> _Exercise goal_: Every line of the data that contains the string "States" must be copied.

> _The input_:
☆ ☆ ☆ ☆

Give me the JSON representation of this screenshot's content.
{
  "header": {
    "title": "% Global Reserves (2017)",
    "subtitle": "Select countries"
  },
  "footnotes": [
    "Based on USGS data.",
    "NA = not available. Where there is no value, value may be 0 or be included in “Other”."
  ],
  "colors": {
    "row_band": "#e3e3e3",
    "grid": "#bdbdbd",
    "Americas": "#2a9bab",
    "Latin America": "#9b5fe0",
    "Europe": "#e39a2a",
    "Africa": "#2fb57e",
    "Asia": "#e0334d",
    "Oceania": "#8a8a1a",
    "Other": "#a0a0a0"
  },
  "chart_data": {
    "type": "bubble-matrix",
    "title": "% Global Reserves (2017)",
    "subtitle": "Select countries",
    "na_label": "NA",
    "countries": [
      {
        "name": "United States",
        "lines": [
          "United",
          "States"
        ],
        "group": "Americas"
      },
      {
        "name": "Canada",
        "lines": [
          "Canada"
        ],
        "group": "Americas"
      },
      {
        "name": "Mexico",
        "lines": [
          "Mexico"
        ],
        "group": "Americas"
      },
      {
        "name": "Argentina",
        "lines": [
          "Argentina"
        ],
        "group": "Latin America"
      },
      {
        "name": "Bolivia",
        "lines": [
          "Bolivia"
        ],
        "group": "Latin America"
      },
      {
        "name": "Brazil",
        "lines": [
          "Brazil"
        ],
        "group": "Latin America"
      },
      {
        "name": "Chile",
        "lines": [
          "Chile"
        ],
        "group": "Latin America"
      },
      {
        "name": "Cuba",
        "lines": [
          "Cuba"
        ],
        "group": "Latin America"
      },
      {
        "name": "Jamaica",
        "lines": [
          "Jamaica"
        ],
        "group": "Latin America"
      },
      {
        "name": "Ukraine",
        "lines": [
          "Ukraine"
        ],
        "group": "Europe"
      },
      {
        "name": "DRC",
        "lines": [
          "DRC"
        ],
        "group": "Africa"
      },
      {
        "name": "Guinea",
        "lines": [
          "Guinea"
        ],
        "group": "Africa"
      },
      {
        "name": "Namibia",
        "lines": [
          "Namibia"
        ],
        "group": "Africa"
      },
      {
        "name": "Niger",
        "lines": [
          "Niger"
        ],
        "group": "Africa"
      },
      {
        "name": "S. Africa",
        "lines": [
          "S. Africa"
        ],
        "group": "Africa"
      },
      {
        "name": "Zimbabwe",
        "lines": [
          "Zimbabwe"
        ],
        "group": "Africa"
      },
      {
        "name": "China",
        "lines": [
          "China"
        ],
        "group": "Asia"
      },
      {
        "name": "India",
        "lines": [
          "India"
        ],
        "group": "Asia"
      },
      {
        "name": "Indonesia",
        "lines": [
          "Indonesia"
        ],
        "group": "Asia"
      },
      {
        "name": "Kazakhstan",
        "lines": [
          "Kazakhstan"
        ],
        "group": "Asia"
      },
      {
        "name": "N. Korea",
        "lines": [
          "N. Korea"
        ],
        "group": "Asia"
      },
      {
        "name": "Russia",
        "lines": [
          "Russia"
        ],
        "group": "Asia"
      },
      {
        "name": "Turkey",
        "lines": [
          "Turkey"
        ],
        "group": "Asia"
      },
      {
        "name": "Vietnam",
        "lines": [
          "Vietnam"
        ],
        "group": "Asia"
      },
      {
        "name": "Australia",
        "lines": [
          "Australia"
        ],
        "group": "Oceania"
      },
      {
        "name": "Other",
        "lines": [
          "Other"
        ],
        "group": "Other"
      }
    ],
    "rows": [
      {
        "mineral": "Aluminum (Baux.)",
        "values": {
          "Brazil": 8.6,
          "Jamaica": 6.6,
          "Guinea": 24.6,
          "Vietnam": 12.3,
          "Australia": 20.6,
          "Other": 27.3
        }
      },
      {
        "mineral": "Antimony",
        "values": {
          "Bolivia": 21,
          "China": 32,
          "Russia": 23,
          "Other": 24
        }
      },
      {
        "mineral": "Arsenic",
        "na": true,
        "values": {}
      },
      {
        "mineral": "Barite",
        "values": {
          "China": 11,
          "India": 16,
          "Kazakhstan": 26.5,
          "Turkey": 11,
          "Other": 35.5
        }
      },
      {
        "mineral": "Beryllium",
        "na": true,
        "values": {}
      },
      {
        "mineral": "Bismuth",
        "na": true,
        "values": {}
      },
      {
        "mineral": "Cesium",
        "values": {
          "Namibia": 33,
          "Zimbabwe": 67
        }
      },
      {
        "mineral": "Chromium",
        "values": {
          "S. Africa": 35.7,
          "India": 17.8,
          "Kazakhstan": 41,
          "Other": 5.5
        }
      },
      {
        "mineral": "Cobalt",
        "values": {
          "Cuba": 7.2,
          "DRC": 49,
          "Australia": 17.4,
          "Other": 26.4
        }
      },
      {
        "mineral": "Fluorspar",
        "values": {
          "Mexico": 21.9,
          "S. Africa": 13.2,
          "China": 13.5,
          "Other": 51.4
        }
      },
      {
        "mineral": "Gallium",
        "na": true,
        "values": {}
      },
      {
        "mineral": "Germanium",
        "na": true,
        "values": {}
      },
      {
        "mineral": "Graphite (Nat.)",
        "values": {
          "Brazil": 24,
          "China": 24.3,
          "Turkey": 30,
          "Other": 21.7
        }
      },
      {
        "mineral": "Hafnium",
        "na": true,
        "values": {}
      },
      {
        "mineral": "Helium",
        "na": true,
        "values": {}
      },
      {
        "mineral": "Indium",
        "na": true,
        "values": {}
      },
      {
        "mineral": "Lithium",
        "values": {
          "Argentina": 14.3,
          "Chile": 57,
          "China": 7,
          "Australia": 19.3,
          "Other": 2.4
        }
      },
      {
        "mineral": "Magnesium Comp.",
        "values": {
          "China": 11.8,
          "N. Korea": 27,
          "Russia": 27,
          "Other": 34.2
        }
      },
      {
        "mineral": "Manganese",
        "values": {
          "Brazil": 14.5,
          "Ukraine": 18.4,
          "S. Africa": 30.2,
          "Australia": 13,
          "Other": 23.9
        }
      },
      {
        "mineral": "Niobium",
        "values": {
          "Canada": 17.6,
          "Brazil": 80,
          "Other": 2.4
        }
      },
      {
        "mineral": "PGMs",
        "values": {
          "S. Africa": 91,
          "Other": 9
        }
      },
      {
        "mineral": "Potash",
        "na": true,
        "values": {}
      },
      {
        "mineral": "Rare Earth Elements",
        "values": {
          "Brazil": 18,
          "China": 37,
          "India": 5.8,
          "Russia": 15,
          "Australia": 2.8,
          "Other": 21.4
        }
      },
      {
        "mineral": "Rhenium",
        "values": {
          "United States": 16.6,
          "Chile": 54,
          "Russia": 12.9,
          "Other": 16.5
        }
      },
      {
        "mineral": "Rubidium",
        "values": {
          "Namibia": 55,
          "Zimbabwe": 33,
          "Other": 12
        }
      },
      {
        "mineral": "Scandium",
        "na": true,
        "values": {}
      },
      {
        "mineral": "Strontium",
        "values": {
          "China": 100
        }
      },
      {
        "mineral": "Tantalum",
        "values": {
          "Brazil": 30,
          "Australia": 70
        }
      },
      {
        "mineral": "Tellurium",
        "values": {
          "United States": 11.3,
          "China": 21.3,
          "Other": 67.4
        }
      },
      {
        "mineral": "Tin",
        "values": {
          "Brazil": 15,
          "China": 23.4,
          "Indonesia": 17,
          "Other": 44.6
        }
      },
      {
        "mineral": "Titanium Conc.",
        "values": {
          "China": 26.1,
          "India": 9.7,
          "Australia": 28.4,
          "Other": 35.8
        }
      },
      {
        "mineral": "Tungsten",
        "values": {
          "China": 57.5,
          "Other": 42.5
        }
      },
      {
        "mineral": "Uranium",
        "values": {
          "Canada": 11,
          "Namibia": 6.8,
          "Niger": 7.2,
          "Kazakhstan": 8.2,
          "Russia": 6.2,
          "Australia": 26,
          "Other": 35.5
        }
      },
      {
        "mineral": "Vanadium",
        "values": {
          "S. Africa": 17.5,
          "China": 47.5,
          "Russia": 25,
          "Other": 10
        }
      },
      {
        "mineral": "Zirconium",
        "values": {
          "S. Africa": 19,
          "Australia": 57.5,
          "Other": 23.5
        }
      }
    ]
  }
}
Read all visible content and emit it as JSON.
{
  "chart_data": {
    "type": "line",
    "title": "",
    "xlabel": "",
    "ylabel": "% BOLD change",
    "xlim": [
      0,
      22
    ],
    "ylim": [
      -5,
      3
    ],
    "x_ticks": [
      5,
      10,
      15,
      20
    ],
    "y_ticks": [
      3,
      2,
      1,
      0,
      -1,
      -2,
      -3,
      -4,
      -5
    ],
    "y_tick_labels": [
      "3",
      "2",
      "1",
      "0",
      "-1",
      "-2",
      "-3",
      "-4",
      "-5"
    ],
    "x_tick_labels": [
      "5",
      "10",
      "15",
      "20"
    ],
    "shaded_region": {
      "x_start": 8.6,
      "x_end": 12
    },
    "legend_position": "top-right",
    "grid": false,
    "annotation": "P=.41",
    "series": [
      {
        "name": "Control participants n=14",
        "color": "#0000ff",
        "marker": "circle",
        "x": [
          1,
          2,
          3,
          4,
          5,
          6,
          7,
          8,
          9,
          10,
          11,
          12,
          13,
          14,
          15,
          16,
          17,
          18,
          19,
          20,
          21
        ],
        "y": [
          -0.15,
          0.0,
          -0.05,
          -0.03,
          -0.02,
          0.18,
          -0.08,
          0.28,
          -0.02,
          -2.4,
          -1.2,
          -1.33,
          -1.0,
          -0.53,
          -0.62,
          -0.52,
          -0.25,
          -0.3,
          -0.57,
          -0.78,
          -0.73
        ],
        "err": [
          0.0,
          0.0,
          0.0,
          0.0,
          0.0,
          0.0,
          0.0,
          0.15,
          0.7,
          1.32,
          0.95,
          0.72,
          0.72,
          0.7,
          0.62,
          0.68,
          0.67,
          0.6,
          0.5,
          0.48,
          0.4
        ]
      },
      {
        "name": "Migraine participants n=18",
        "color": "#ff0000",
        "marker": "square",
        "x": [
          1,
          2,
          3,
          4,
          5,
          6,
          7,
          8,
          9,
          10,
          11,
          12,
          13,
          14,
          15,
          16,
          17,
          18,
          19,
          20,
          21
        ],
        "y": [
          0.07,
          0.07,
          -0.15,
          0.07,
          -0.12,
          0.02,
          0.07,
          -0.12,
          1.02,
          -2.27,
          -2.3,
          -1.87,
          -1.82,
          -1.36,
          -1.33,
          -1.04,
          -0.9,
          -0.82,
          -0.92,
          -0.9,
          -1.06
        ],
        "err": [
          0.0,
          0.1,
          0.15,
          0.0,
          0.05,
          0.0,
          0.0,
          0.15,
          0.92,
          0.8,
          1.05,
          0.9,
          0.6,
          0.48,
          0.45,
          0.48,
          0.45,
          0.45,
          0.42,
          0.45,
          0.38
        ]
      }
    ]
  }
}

☆ ☆ ☆ ☆

> _Response to this task_:
        "name": "United States",
          "States"
          "United States": 16.6,
          "United States": 11.3,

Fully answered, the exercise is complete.